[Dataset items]
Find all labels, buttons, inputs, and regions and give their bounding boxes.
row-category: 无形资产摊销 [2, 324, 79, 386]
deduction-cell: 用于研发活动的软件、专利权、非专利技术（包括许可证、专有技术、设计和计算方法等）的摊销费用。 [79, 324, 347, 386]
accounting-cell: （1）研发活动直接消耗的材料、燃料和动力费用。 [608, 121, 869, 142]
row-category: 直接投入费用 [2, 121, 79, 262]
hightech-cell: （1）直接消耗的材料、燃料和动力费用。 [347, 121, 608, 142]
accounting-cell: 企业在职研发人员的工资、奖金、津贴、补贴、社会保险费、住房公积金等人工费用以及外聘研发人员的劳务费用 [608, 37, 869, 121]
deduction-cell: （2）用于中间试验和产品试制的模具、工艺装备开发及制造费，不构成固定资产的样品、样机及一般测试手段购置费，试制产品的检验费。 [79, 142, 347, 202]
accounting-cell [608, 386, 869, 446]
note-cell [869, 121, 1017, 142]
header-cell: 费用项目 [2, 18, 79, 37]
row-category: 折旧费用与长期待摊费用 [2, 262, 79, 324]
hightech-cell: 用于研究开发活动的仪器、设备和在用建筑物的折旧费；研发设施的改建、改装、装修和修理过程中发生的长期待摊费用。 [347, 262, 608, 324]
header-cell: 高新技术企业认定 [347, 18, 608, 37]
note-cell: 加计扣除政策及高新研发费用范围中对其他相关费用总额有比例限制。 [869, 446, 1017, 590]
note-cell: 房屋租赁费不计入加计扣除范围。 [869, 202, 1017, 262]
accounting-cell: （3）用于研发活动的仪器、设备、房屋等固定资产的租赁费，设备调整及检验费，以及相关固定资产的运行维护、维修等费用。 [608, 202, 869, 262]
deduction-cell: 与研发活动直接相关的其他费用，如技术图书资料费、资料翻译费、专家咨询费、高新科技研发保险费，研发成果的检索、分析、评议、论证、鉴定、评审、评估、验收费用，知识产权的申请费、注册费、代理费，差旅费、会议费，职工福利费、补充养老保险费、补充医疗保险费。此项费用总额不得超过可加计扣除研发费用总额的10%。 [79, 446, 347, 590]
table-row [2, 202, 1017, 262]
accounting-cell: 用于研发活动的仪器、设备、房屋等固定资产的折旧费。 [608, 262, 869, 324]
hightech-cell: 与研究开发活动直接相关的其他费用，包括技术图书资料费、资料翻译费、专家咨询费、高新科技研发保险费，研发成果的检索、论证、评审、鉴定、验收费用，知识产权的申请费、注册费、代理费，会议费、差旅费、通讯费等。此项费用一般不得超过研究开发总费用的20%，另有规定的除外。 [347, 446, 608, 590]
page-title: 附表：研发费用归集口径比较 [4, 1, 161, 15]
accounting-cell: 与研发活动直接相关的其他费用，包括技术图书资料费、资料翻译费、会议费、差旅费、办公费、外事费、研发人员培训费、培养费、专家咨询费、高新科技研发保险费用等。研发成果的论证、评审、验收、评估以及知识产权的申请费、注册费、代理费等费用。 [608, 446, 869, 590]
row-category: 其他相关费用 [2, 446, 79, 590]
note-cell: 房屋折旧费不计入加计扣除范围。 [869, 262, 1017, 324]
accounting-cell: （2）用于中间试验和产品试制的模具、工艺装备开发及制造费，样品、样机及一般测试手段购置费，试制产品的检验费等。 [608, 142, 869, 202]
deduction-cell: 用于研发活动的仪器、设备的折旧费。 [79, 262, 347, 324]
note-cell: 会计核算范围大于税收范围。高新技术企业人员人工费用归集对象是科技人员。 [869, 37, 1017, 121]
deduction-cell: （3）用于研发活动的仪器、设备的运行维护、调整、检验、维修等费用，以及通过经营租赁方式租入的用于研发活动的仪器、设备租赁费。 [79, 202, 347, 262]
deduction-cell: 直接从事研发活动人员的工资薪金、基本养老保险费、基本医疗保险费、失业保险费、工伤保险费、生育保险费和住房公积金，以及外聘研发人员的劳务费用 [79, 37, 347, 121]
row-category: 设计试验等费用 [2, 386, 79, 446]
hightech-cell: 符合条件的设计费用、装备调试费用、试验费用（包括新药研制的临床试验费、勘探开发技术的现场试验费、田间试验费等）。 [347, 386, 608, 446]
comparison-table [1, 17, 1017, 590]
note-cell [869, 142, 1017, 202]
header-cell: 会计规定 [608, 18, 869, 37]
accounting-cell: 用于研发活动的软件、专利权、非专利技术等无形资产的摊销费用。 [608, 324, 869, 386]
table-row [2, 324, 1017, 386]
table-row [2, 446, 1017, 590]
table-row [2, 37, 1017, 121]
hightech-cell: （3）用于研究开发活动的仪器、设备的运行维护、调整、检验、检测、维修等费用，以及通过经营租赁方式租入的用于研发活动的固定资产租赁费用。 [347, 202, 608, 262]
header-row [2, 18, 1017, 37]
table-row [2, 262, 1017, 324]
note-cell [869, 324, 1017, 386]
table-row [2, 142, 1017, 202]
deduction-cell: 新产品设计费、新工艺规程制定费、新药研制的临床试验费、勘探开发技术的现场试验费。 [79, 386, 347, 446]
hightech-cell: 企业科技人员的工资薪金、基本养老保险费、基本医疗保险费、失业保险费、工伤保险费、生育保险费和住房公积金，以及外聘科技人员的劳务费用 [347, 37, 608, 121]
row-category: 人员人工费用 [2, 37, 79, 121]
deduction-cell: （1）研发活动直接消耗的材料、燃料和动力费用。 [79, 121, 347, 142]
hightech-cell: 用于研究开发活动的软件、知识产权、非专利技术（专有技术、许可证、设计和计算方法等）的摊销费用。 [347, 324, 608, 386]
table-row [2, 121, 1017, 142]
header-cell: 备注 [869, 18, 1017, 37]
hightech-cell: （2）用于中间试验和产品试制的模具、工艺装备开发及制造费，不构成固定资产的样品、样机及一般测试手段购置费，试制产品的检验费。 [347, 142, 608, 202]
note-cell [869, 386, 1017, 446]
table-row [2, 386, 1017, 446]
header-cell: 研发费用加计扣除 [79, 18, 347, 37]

§ TASK DIRECTIONS: Reproduce every line of the material above word for word, omitting nothing and changing nothing.

§ RESULT OF THIS EXERCISE:
Find all labels, buttons, inputs, and regions and give their bounding boxes.
row-category: 无形资产摊销 [2, 324, 79, 386]
deduction-cell: 用于研发活动的软件、专利权、非专利技术（包括许可证、专有技术、设计和计算方法等）的摊销费用。 [79, 324, 347, 386]
accounting-cell: （1）研发活动直接消耗的材料、燃料和动力费用。 [608, 121, 869, 142]
row-category: 直接投入费用 [2, 121, 79, 262]
hightech-cell: （1）直接消耗的材料、燃料和动力费用。 [347, 121, 608, 142]
accounting-cell: 企业在职研发人员的工资、奖金、津贴、补贴、社会保险费、住房公积金等人工费用以及外聘研发人员的劳务费用 [608, 37, 869, 121]
deduction-cell: （2）用于中间试验和产品试制的模具、工艺装备开发及制造费，不构成固定资产的样品、样机及一般测试手段购置费，试制产品的检验费。 [79, 142, 347, 202]
accounting-cell [608, 386, 869, 446]
note-cell [869, 121, 1017, 142]
header-cell: 费用项目 [2, 18, 79, 37]
row-category: 折旧费用与长期待摊费用 [2, 262, 79, 324]
hightech-cell: 用于研究开发活动的仪器、设备和在用建筑物的折旧费；研发设施的改建、改装、装修和修理过程中发生的长期待摊费用。 [347, 262, 608, 324]
header-cell: 高新技术企业认定 [347, 18, 608, 37]
note-cell: 加计扣除政策及高新研发费用范围中对其他相关费用总额有比例限制。 [869, 446, 1017, 590]
note-cell: 房屋租赁费不计入加计扣除范围。 [869, 202, 1017, 262]
accounting-cell: （3）用于研发活动的仪器、设备、房屋等固定资产的租赁费，设备调整及检验费，以及相关固定资产的运行维护、维修等费用。 [608, 202, 869, 262]
deduction-cell: 与研发活动直接相关的其他费用，如技术图书资料费、资料翻译费、专家咨询费、高新科技研发保险费，研发成果的检索、分析、评议、论证、鉴定、评审、评估、验收费用，知识产权的申请费、注册费、代理费，差旅费、会议费，职工福利费、补充养老保险费、补充医疗保险费。此项费用总额不得超过可加计扣除研发费用总额的10%。 [79, 446, 347, 590]
table-row [2, 202, 1017, 262]
accounting-cell: 用于研发活动的仪器、设备、房屋等固定资产的折旧费。 [608, 262, 869, 324]
hightech-cell: 与研究开发活动直接相关的其他费用，包括技术图书资料费、资料翻译费、专家咨询费、高新科技研发保险费，研发成果的检索、论证、评审、鉴定、验收费用，知识产权的申请费、注册费、代理费，会议费、差旅费、通讯费等。此项费用一般不得超过研究开发总费用的20%，另有规定的除外。 [347, 446, 608, 590]
page-title: 附表：研发费用归集口径比较 [4, 1, 161, 15]
accounting-cell: 与研发活动直接相关的其他费用，包括技术图书资料费、资料翻译费、会议费、差旅费、办公费、外事费、研发人员培训费、培养费、专家咨询费、高新科技研发保险费用等。研发成果的论证、评审、验收、评估以及知识产权的申请费、注册费、代理费等费用。 [608, 446, 869, 590]
row-category: 其他相关费用 [2, 446, 79, 590]
note-cell: 房屋折旧费不计入加计扣除范围。 [869, 262, 1017, 324]
accounting-cell: （2）用于中间试验和产品试制的模具、工艺装备开发及制造费，样品、样机及一般测试手段购置费，试制产品的检验费等。 [608, 142, 869, 202]
deduction-cell: 用于研发活动的仪器、设备的折旧费。 [79, 262, 347, 324]
note-cell: 会计核算范围大于税收范围。高新技术企业人员人工费用归集对象是科技人员。 [869, 37, 1017, 121]
deduction-cell: （3）用于研发活动的仪器、设备的运行维护、调整、检验、维修等费用，以及通过经营租赁方式租入的用于研发活动的仪器、设备租赁费。 [79, 202, 347, 262]
deduction-cell: 直接从事研发活动人员的工资薪金、基本养老保险费、基本医疗保险费、失业保险费、工伤保险费、生育保险费和住房公积金，以及外聘研发人员的劳务费用 [79, 37, 347, 121]
row-category: 设计试验等费用 [2, 386, 79, 446]
hightech-cell: 符合条件的设计费用、装备调试费用、试验费用（包括新药研制的临床试验费、勘探开发技术的现场试验费、田间试验费等）。 [347, 386, 608, 446]
comparison-table [1, 17, 1017, 590]
note-cell [869, 142, 1017, 202]
header-cell: 会计规定 [608, 18, 869, 37]
accounting-cell: 用于研发活动的软件、专利权、非专利技术等无形资产的摊销费用。 [608, 324, 869, 386]
table-row [2, 324, 1017, 386]
table-row [2, 446, 1017, 590]
table-row [2, 37, 1017, 121]
hightech-cell: （3）用于研究开发活动的仪器、设备的运行维护、调整、检验、检测、维修等费用，以及通过经营租赁方式租入的用于研发活动的固定资产租赁费用。 [347, 202, 608, 262]
header-row [2, 18, 1017, 37]
table-row [2, 262, 1017, 324]
note-cell [869, 324, 1017, 386]
table-row [2, 142, 1017, 202]
deduction-cell: 新产品设计费、新工艺规程制定费、新药研制的临床试验费、勘探开发技术的现场试验费。 [79, 386, 347, 446]
hightech-cell: 企业科技人员的工资薪金、基本养老保险费、基本医疗保险费、失业保险费、工伤保险费、生育保险费和住房公积金，以及外聘科技人员的劳务费用 [347, 37, 608, 121]
row-category: 人员人工费用 [2, 37, 79, 121]
deduction-cell: （1）研发活动直接消耗的材料、燃料和动力费用。 [79, 121, 347, 142]
hightech-cell: 用于研究开发活动的软件、知识产权、非专利技术（专有技术、许可证、设计和计算方法等）的摊销费用。 [347, 324, 608, 386]
table-row [2, 121, 1017, 142]
header-cell: 备注 [869, 18, 1017, 37]
hightech-cell: （2）用于中间试验和产品试制的模具、工艺装备开发及制造费，不构成固定资产的样品、样机及一般测试手段购置费，试制产品的检验费。 [347, 142, 608, 202]
note-cell [869, 386, 1017, 446]
table-row [2, 386, 1017, 446]
header-cell: 研发费用加计扣除 [79, 18, 347, 37]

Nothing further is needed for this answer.